-- Begin Entries supplied --

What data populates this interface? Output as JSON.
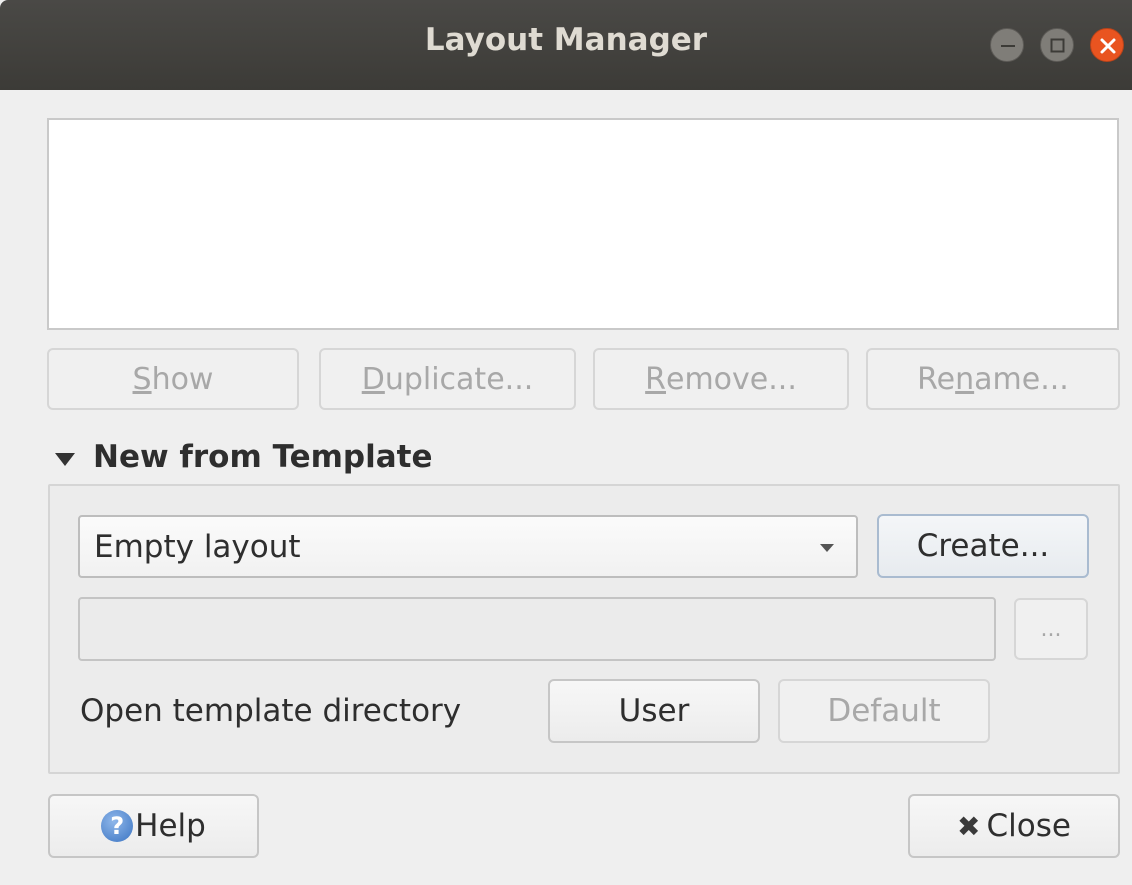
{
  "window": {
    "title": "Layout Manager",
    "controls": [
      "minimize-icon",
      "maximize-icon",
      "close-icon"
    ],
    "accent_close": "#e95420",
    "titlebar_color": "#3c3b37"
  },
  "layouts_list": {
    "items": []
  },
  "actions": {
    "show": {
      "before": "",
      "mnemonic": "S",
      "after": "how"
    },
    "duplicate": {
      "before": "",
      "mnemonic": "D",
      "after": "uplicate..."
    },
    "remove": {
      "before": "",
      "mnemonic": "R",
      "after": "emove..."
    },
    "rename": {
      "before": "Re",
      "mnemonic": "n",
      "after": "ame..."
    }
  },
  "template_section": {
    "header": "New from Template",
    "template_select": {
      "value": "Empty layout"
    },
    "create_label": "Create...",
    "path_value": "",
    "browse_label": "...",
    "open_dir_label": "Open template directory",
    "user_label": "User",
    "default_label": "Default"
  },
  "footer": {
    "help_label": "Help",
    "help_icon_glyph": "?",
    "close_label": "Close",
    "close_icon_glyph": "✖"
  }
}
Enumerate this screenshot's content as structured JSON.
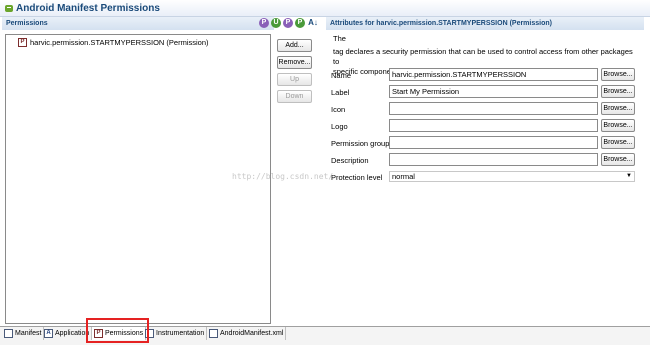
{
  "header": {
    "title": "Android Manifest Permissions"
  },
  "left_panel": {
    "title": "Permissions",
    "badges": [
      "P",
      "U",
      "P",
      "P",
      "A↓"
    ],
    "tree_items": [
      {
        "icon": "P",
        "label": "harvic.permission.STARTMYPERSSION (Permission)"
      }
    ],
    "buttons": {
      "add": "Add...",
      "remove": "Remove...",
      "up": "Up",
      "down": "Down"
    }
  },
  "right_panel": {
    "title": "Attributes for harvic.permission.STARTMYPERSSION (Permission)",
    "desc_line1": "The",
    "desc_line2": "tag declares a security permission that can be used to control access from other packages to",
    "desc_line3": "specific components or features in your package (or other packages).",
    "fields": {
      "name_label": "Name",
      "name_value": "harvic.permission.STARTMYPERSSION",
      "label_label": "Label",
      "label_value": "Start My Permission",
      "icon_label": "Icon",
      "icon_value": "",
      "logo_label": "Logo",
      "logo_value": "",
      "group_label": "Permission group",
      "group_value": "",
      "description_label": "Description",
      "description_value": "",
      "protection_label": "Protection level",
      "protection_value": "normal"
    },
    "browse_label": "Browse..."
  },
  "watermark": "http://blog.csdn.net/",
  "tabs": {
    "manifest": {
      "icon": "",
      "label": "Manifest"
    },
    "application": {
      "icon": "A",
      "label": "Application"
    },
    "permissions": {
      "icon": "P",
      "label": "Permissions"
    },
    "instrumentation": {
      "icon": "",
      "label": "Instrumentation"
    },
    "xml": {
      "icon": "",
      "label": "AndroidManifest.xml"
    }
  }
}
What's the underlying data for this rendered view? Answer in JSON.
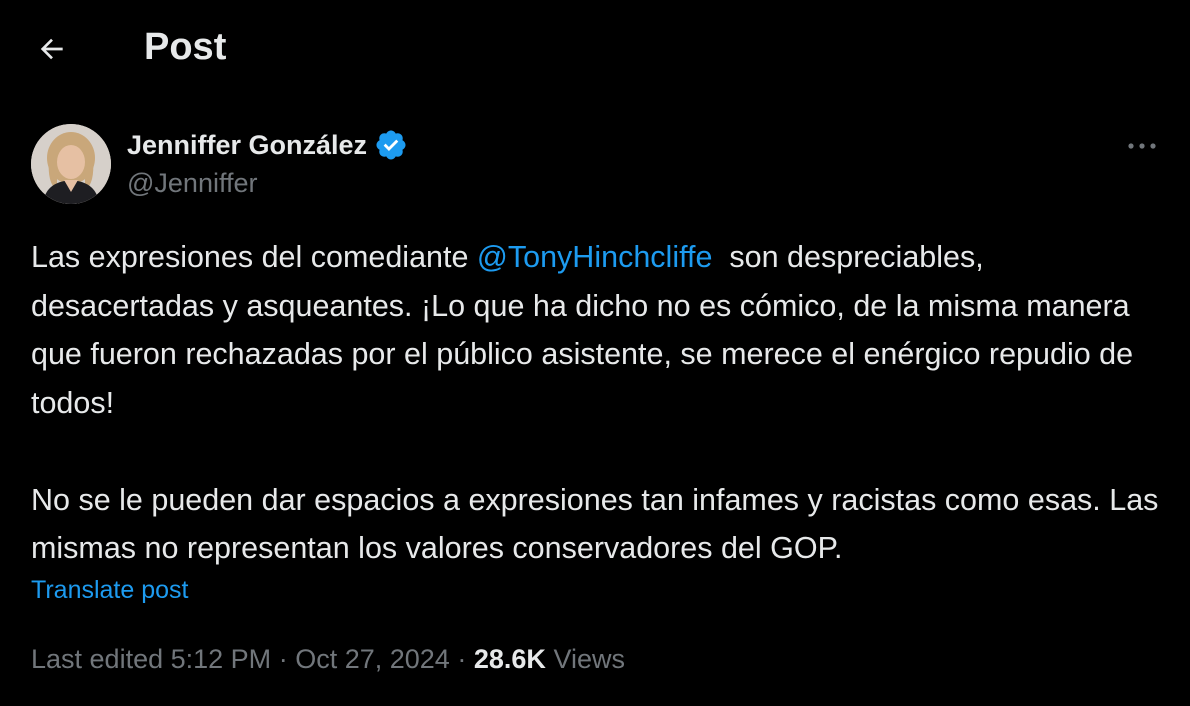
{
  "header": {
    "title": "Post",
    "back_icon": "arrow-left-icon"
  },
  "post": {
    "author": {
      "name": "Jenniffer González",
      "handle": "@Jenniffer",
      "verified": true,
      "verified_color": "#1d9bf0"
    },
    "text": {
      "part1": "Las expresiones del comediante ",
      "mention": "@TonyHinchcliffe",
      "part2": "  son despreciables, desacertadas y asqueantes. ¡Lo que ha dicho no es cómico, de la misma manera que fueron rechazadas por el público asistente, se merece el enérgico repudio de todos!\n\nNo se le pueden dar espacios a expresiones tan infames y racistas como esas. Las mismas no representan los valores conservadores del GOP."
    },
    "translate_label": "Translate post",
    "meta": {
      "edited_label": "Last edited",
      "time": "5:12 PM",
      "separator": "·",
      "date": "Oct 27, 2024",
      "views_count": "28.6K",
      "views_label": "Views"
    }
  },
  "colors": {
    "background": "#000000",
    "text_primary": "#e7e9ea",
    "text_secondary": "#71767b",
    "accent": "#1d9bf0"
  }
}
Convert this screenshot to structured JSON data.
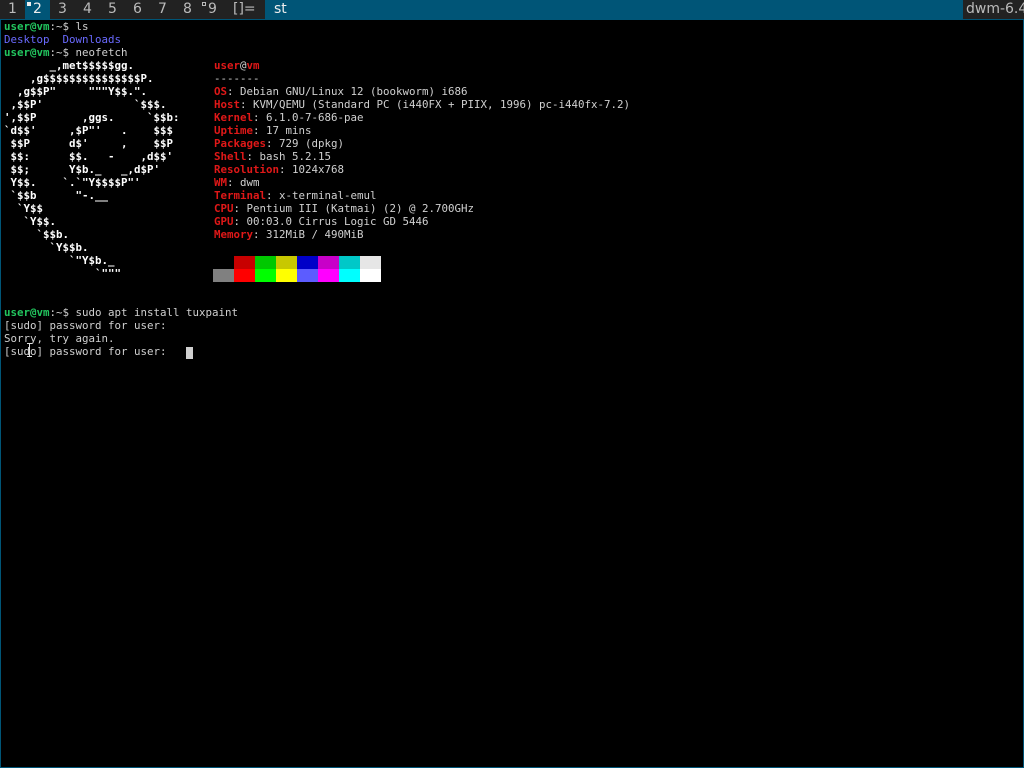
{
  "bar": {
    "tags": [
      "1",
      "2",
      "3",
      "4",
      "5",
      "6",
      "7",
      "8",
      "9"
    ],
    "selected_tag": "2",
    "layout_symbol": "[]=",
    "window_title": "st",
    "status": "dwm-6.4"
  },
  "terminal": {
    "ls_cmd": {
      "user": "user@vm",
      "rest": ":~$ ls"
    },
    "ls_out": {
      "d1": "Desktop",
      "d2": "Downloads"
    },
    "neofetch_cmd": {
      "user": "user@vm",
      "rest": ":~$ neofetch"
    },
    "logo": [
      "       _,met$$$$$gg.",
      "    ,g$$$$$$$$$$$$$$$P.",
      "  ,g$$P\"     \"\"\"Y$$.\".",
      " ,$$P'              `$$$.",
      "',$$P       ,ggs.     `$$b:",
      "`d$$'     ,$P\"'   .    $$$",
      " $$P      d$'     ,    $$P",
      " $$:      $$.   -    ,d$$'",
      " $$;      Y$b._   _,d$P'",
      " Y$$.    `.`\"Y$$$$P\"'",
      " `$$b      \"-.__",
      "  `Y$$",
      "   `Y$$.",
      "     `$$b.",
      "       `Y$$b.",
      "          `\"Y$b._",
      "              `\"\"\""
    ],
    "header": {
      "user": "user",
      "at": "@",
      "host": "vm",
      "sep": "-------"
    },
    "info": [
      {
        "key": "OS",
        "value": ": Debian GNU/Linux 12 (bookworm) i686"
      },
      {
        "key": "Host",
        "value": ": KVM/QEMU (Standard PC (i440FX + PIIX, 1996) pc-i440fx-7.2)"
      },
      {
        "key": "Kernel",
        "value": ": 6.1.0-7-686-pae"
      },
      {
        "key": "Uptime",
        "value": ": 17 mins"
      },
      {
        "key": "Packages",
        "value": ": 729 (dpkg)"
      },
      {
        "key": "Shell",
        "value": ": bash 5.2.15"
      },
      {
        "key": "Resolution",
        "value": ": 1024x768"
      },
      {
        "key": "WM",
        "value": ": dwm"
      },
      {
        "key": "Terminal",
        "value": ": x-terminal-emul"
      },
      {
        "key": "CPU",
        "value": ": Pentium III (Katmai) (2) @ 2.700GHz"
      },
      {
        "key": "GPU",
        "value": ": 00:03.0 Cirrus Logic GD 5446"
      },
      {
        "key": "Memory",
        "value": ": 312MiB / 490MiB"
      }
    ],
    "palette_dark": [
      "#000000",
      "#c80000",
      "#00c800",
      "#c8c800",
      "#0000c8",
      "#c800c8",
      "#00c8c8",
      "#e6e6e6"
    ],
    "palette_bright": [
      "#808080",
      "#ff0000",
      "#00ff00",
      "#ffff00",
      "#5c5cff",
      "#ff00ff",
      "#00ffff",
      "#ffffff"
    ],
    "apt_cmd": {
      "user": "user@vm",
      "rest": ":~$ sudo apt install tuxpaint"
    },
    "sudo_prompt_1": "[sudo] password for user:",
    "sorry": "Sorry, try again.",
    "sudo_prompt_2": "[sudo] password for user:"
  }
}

-- End Entries supplied --

- [Task prompt]
Across the entries, how many lines contain "data"? Reply with the number only.

- [Task solution]
3